## Work to complete:
Gather all lines from the material that contain the word "Password".

Start of Data to process

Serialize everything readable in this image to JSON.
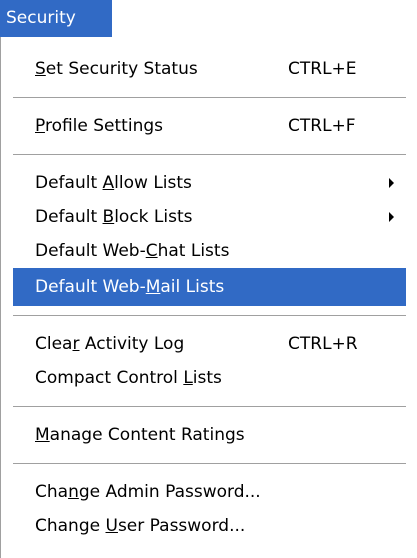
{
  "menu": {
    "title": "Security",
    "items": [
      {
        "pre": "",
        "key": "S",
        "post": "et Security Status",
        "shortcut": "CTRL+E"
      },
      {
        "pre": "",
        "key": "P",
        "post": "rofile Settings",
        "shortcut": "CTRL+F"
      },
      {
        "pre": "Default ",
        "key": "A",
        "post": "llow Lists",
        "submenu": "submenu-arrow"
      },
      {
        "pre": "Default ",
        "key": "B",
        "post": "lock Lists",
        "submenu": "submenu-arrow"
      },
      {
        "pre": "Default Web-",
        "key": "C",
        "post": "hat Lists"
      },
      {
        "pre": "Default Web-",
        "key": "M",
        "post": "ail Lists",
        "selected": true
      },
      {
        "pre": "Clea",
        "key": "r",
        "post": " Activity Log",
        "shortcut": "CTRL+R"
      },
      {
        "pre": "Compact Control ",
        "key": "L",
        "post": "ists"
      },
      {
        "pre": "",
        "key": "M",
        "post": "anage Content Ratings"
      },
      {
        "pre": "Cha",
        "key": "n",
        "post": "ge Admin Password...",
        "shortcut": ""
      },
      {
        "pre": "Change ",
        "key": "U",
        "post": "ser Password..."
      }
    ]
  },
  "colors": {
    "highlight": "#316ac5",
    "highlight_text": "#ffffff",
    "separator": "#a0a0a0"
  }
}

End of Data to process

## Result below:
        "post": "ge Admin Password...",
        "post": "ser Password..."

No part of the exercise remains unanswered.